▶ [Exercise description]: Report how many lines of the records below include the word "Show". Give nothing but the number.

▶ [Items from a data source]:
════

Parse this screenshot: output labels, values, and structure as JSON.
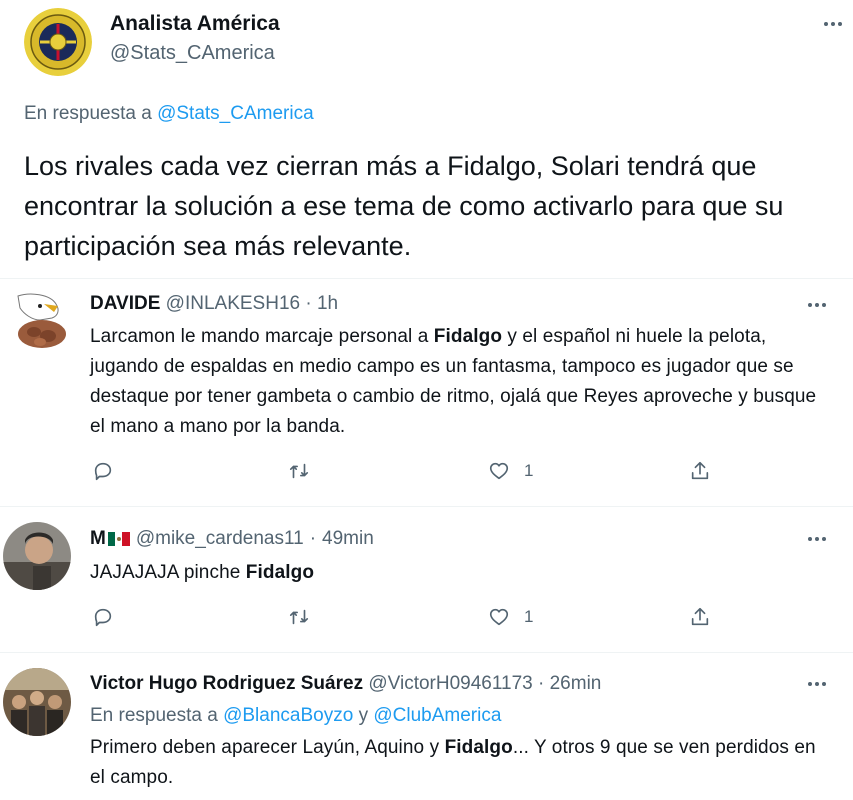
{
  "main_tweet": {
    "author_name": "Analista América",
    "handle": "@Stats_CAmerica",
    "in_reply_prefix": "En respuesta a",
    "in_reply_handle": "@Stats_CAmerica",
    "text": "Los rivales cada vez cierran más a Fidalgo, Solari tendrá que encontrar la solución a ese tema de como activarlo para que su participación sea más relevante."
  },
  "replies": [
    {
      "author_name": "DAVIDE",
      "handle": "@INLAKESH16",
      "separator": "·",
      "time": "1h",
      "text_parts": [
        "Larcamon le mando marcaje personal a ",
        "Fidalgo",
        " y el español ni huele la pelota, jugando de espaldas en medio campo es un fantasma, tampoco es jugador que se destaque por tener gambeta o cambio de ritmo, ojalá que Reyes aproveche y busque el mano a mano por la banda."
      ],
      "like_count": "1"
    },
    {
      "author_name": "M",
      "author_flag": "mexico-flag",
      "handle": "@mike_cardenas11",
      "separator": "·",
      "time": "49min",
      "text_parts": [
        "JAJAJAJA pinche ",
        "Fidalgo",
        ""
      ],
      "like_count": "1"
    },
    {
      "author_name": "Victor Hugo Rodriguez Suárez",
      "handle": "@VictorH09461173",
      "separator": "·",
      "time": "26min",
      "in_reply_prefix": "En respuesta a",
      "in_reply_handle_1": "@BlancaBoyzo",
      "in_reply_joiner": "y",
      "in_reply_handle_2": "@ClubAmerica",
      "text_parts": [
        "Primero deben aparecer Layún, Aquino y ",
        "Fidalgo",
        "... Y otros 9 que se ven perdidos en el campo."
      ]
    }
  ],
  "icons": [
    "more-icon",
    "reply-icon",
    "retweet-icon",
    "like-icon",
    "share-icon"
  ],
  "colors": {
    "link": "#1d9bf0",
    "muted": "#536471",
    "text": "#0f1419",
    "divider": "#eff3f4",
    "club_yellow": "#f2d33a",
    "club_navy": "#1a2a5a"
  }
}
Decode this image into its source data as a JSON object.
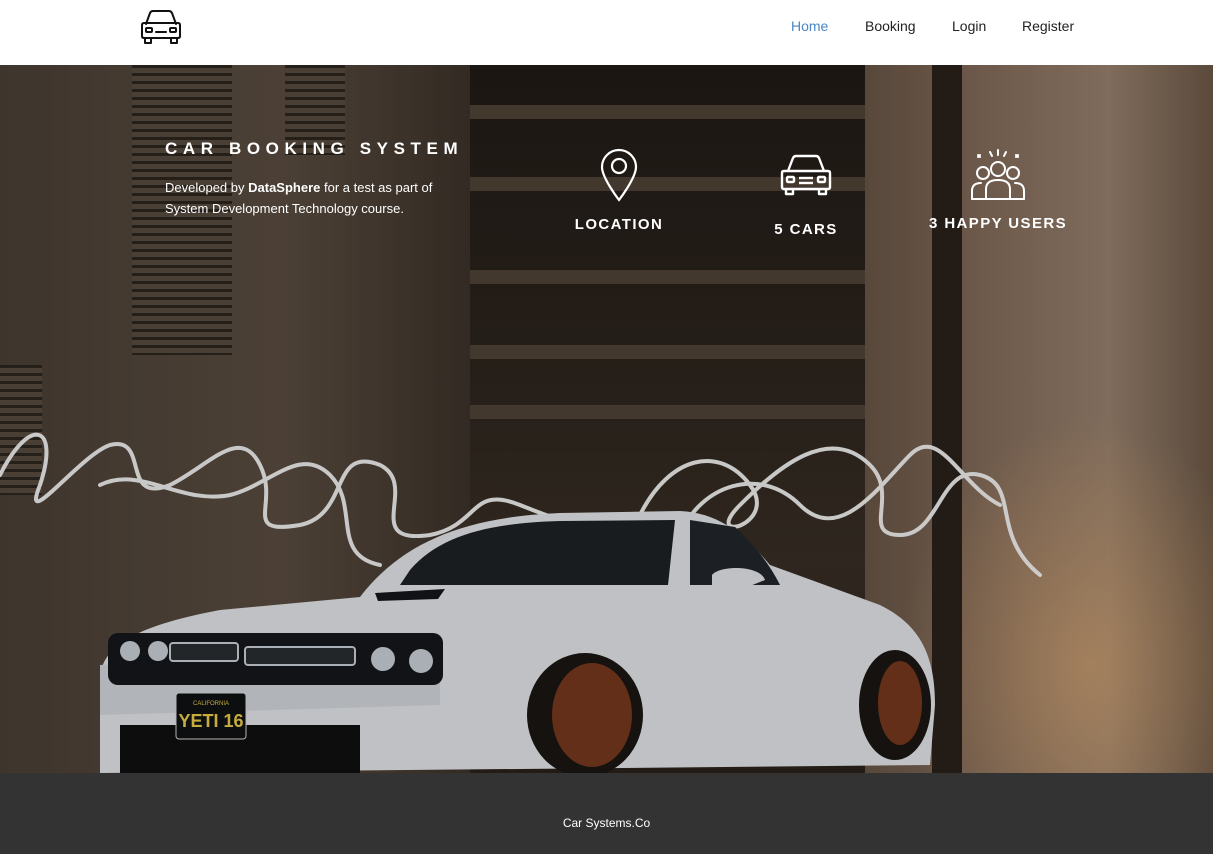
{
  "navbar": {
    "logo_icon": "car-outline-icon",
    "links": [
      {
        "label": "Home",
        "active": true
      },
      {
        "label": "Booking",
        "active": false
      },
      {
        "label": "Login",
        "active": false
      },
      {
        "label": "Register",
        "active": false
      }
    ],
    "active_color": "#4a86c5"
  },
  "hero": {
    "title": "CAR BOOKING SYSTEM",
    "desc_prefix": "Developed by ",
    "desc_brand": "DataSphere",
    "desc_suffix": " for a test as part of System Development Technology course.",
    "stats": [
      {
        "icon": "location-pin-icon",
        "label": "LOCATION"
      },
      {
        "icon": "car-front-icon",
        "label": "5 CARS"
      },
      {
        "icon": "happy-users-icon",
        "label": "3 HAPPY USERS"
      }
    ],
    "license_plate": "YETI 16",
    "plate_state": "CALIFORNIA"
  },
  "footer": {
    "text": "Car Systems.Co"
  }
}
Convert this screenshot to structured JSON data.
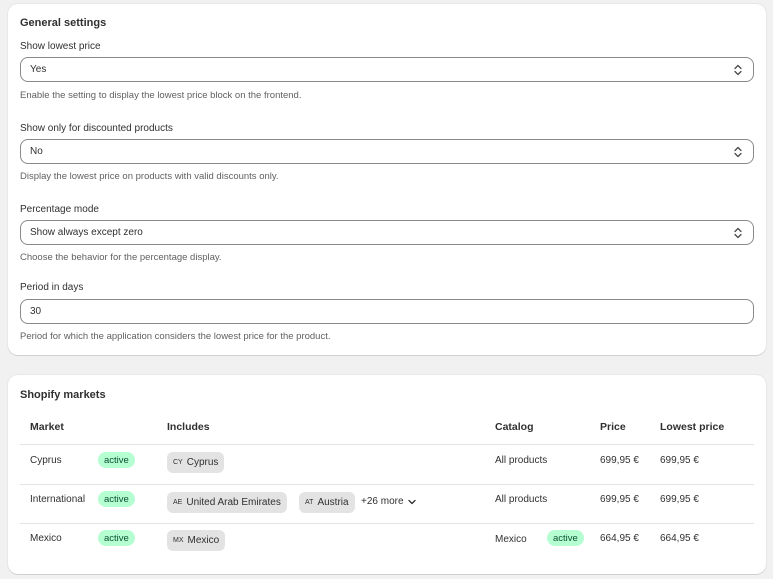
{
  "general": {
    "title": "General settings",
    "fields": [
      {
        "label": "Show lowest price",
        "value": "Yes",
        "help": "Enable the setting to display the lowest price block on the frontend."
      },
      {
        "label": "Show only for discounted products",
        "value": "No",
        "help": "Display the lowest price on products with valid discounts only."
      },
      {
        "label": "Percentage mode",
        "value": "Show always except zero",
        "help": "Choose the behavior for the percentage display."
      },
      {
        "label": "Period in days",
        "value": "30",
        "help": "Period for which the application considers the lowest price for the product."
      }
    ]
  },
  "markets": {
    "title": "Shopify markets",
    "headers": {
      "market": "Market",
      "includes": "Includes",
      "catalog": "Catalog",
      "price": "Price",
      "lowest_price": "Lowest price"
    },
    "rows": [
      {
        "market": "Cyprus",
        "status": "active",
        "includes": [
          {
            "code": "CY",
            "name": "Cyprus"
          }
        ],
        "more": "",
        "catalog": "All products",
        "catalog_status": "",
        "price": "699,95 €",
        "lowest_price": "699,95 €"
      },
      {
        "market": "International",
        "status": "active",
        "includes": [
          {
            "code": "AE",
            "name": "United Arab Emirates"
          },
          {
            "code": "AT",
            "name": "Austria"
          }
        ],
        "more": "+26 more",
        "catalog": "All products",
        "catalog_status": "",
        "price": "699,95 €",
        "lowest_price": "699,95 €"
      },
      {
        "market": "Mexico",
        "status": "active",
        "includes": [
          {
            "code": "MX",
            "name": "Mexico"
          }
        ],
        "more": "",
        "catalog": "Mexico",
        "catalog_status": "active",
        "price": "664,95 €",
        "lowest_price": "664,95 €"
      }
    ]
  },
  "colors": {
    "badge_bg": "#b4fed2",
    "badge_text": "#0c5132",
    "tag_bg": "#e3e3e3",
    "page_bg": "#f1f1f1"
  },
  "icons": {
    "select": "select-chevron-icon",
    "more": "chevron-down-icon"
  }
}
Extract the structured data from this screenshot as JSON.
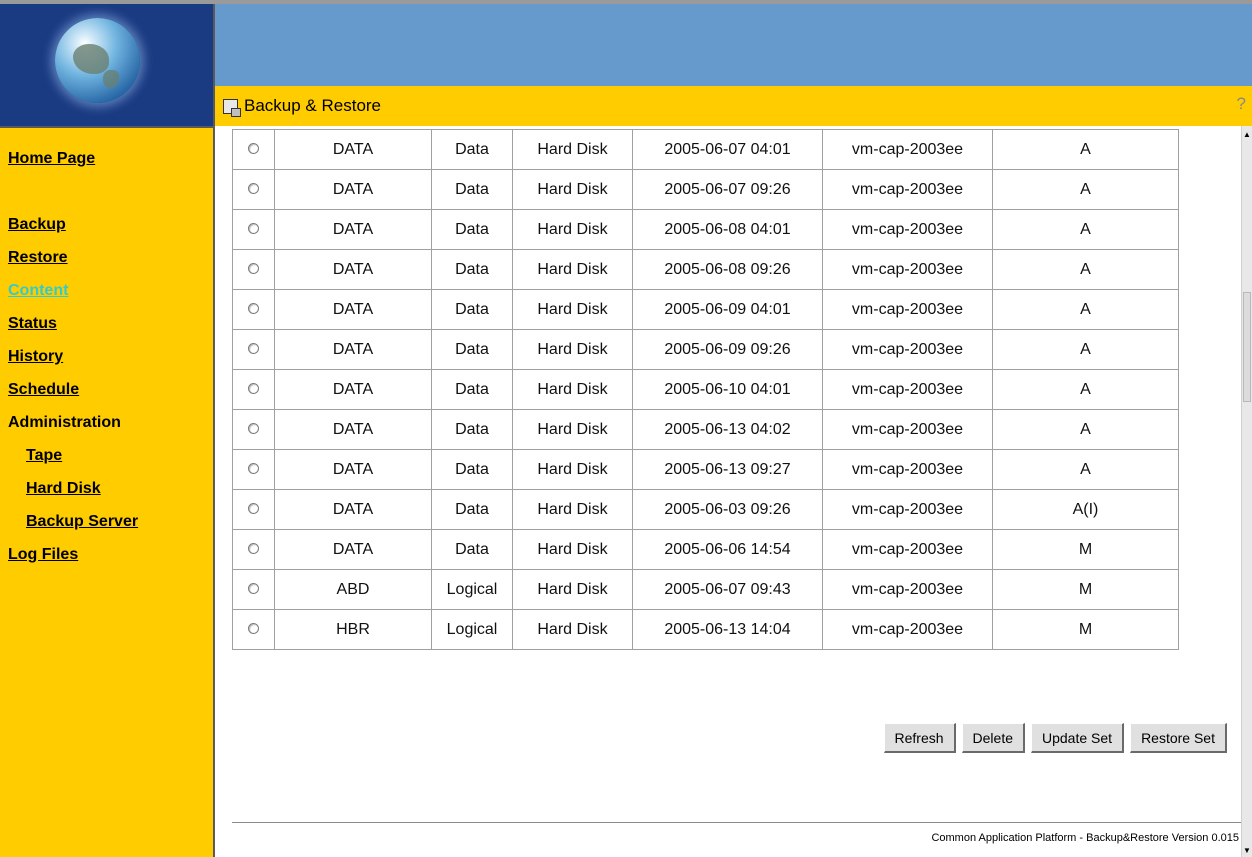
{
  "app": {
    "page_title": "Backup & Restore",
    "help_label": "?",
    "footer": "Common Application Platform - Backup&Restore Version 0.015"
  },
  "sidebar": {
    "home": "Home Page",
    "backup": "Backup",
    "restore": "Restore",
    "content": "Content",
    "status": "Status",
    "history": "History",
    "schedule": "Schedule",
    "administration": "Administration",
    "tape": "Tape",
    "hard_disk": "Hard Disk",
    "backup_server": "Backup Server",
    "log_files": "Log Files"
  },
  "table": {
    "rows": [
      {
        "name": "DATA",
        "type": "Data",
        "media": "Hard Disk",
        "date": "2005-06-07 04:01",
        "host": "vm-cap-2003ee",
        "mode": "A"
      },
      {
        "name": "DATA",
        "type": "Data",
        "media": "Hard Disk",
        "date": "2005-06-07 09:26",
        "host": "vm-cap-2003ee",
        "mode": "A"
      },
      {
        "name": "DATA",
        "type": "Data",
        "media": "Hard Disk",
        "date": "2005-06-08 04:01",
        "host": "vm-cap-2003ee",
        "mode": "A"
      },
      {
        "name": "DATA",
        "type": "Data",
        "media": "Hard Disk",
        "date": "2005-06-08 09:26",
        "host": "vm-cap-2003ee",
        "mode": "A"
      },
      {
        "name": "DATA",
        "type": "Data",
        "media": "Hard Disk",
        "date": "2005-06-09 04:01",
        "host": "vm-cap-2003ee",
        "mode": "A"
      },
      {
        "name": "DATA",
        "type": "Data",
        "media": "Hard Disk",
        "date": "2005-06-09 09:26",
        "host": "vm-cap-2003ee",
        "mode": "A"
      },
      {
        "name": "DATA",
        "type": "Data",
        "media": "Hard Disk",
        "date": "2005-06-10 04:01",
        "host": "vm-cap-2003ee",
        "mode": "A"
      },
      {
        "name": "DATA",
        "type": "Data",
        "media": "Hard Disk",
        "date": "2005-06-13 04:02",
        "host": "vm-cap-2003ee",
        "mode": "A"
      },
      {
        "name": "DATA",
        "type": "Data",
        "media": "Hard Disk",
        "date": "2005-06-13 09:27",
        "host": "vm-cap-2003ee",
        "mode": "A"
      },
      {
        "name": "DATA",
        "type": "Data",
        "media": "Hard Disk",
        "date": "2005-06-03 09:26",
        "host": "vm-cap-2003ee",
        "mode": "A(I)"
      },
      {
        "name": "DATA",
        "type": "Data",
        "media": "Hard Disk",
        "date": "2005-06-06 14:54",
        "host": "vm-cap-2003ee",
        "mode": "M"
      },
      {
        "name": "ABD",
        "type": "Logical",
        "media": "Hard Disk",
        "date": "2005-06-07 09:43",
        "host": "vm-cap-2003ee",
        "mode": "M"
      },
      {
        "name": "HBR",
        "type": "Logical",
        "media": "Hard Disk",
        "date": "2005-06-13 14:04",
        "host": "vm-cap-2003ee",
        "mode": "M"
      }
    ]
  },
  "buttons": {
    "refresh": "Refresh",
    "delete": "Delete",
    "update_set": "Update Set",
    "restore_set": "Restore Set"
  },
  "colors": {
    "sidebar_bg": "#ffcc00",
    "banner_bg": "#6699cc",
    "active_link": "#33cccc"
  }
}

════

▶ [The completed task]: 3